§ **DESCRIPTION OF THE TASK**
What is the number of lines in the data holding the word "Karras"? Give that number by itself.

§ **DATASET**
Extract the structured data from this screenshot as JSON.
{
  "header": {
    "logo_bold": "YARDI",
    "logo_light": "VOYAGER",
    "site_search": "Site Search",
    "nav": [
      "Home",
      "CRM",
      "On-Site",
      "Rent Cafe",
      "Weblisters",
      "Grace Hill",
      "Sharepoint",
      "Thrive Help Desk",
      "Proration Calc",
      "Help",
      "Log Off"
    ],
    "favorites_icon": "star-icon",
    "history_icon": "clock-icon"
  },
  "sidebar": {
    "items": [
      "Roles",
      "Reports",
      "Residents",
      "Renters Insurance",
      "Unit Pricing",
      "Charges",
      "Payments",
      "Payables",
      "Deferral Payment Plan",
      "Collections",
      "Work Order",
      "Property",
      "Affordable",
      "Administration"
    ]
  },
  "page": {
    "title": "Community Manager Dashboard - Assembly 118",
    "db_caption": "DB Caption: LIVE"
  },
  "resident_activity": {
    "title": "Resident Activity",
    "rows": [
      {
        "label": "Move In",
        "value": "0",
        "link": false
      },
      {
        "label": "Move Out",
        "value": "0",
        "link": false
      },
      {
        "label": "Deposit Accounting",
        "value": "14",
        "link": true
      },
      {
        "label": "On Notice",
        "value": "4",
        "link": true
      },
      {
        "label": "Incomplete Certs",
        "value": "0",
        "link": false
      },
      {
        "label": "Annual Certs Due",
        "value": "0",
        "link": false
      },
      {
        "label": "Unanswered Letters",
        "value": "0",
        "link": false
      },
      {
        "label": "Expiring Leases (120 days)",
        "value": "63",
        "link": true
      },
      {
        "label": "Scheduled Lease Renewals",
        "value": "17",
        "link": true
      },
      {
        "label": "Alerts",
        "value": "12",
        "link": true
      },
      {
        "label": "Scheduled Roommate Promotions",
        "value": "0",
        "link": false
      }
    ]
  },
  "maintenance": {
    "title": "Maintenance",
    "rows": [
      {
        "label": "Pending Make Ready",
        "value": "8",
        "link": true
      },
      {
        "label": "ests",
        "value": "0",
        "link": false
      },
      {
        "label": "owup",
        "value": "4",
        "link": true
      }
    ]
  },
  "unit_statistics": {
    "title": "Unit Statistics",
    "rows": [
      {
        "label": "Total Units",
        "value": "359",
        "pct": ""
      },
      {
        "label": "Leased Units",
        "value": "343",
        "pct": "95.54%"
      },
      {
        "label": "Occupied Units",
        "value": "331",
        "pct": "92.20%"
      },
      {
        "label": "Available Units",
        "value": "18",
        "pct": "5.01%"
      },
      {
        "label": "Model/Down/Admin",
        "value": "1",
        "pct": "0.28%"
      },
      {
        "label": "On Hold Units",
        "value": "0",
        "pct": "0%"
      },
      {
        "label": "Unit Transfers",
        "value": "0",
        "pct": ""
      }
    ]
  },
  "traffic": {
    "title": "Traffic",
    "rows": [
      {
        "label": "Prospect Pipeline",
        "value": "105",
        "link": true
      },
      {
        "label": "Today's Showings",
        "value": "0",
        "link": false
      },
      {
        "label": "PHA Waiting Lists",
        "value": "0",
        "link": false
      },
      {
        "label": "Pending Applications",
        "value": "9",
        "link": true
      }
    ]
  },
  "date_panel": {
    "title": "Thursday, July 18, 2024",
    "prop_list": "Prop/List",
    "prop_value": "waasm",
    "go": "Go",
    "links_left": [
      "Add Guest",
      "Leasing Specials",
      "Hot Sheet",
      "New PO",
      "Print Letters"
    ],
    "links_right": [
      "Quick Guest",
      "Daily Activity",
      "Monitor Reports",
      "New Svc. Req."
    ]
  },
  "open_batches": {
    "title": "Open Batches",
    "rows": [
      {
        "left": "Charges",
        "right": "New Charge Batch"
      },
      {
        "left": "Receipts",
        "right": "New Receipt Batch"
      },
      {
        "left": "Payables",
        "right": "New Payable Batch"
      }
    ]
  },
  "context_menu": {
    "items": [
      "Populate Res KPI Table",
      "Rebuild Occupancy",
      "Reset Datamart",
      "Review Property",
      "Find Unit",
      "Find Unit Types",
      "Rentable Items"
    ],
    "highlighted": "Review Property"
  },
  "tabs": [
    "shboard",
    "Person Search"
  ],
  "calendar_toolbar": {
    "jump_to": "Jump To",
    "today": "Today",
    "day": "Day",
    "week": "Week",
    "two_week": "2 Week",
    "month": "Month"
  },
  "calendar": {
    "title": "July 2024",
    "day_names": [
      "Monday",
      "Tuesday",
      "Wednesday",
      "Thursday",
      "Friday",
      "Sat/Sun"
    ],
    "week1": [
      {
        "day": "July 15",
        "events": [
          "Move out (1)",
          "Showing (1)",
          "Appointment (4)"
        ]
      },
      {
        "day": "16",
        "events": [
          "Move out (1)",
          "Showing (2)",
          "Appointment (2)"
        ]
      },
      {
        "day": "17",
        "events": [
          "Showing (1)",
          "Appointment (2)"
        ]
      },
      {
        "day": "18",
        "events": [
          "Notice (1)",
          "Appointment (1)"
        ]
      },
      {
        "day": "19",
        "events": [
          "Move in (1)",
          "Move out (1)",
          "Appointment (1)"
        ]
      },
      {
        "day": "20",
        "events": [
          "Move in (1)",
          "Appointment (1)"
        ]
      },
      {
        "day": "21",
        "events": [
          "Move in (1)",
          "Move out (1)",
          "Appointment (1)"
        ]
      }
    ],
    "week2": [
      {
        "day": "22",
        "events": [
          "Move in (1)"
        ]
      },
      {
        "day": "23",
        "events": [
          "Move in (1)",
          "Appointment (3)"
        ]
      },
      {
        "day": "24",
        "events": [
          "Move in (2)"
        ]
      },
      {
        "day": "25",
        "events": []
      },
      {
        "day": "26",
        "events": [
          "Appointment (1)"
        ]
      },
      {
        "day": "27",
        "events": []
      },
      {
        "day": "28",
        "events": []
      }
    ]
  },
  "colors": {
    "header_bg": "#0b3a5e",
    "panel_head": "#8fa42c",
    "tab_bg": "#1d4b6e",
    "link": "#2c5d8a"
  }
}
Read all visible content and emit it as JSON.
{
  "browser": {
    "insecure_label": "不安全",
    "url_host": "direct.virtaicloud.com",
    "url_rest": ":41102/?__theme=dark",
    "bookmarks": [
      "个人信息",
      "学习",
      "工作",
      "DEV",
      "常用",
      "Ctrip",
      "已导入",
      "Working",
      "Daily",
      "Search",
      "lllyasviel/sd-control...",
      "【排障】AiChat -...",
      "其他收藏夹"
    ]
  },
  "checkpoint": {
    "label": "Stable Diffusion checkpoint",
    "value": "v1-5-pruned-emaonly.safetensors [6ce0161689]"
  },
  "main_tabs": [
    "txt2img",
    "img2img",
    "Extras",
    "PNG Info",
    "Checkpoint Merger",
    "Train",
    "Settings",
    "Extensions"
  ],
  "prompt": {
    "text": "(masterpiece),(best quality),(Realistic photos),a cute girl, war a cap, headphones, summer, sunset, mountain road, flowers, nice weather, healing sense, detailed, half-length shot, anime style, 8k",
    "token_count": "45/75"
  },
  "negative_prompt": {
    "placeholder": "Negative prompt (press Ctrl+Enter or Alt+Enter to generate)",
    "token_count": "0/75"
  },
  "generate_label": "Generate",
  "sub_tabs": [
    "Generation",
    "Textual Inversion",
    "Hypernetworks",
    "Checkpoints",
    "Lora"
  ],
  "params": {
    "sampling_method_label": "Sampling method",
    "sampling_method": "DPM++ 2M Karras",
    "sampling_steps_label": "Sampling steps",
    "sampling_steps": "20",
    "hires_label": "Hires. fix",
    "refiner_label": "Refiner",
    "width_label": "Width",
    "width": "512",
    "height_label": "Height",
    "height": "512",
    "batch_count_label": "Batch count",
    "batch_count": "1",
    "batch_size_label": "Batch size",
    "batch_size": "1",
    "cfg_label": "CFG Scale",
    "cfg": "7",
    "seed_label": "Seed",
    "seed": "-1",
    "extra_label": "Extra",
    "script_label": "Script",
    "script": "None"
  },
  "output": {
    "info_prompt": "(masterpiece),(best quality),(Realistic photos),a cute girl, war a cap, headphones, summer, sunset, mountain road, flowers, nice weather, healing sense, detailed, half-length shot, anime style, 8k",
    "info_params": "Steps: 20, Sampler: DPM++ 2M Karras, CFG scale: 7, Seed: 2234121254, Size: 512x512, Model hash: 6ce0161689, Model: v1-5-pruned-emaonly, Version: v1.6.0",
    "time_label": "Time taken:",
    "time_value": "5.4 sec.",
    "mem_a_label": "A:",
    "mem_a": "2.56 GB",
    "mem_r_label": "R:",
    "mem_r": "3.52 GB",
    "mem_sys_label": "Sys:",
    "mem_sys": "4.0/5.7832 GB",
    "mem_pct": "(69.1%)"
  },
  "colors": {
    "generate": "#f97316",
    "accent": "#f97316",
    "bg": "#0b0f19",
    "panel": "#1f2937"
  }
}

§ **EXPECTED OUTPUT**
2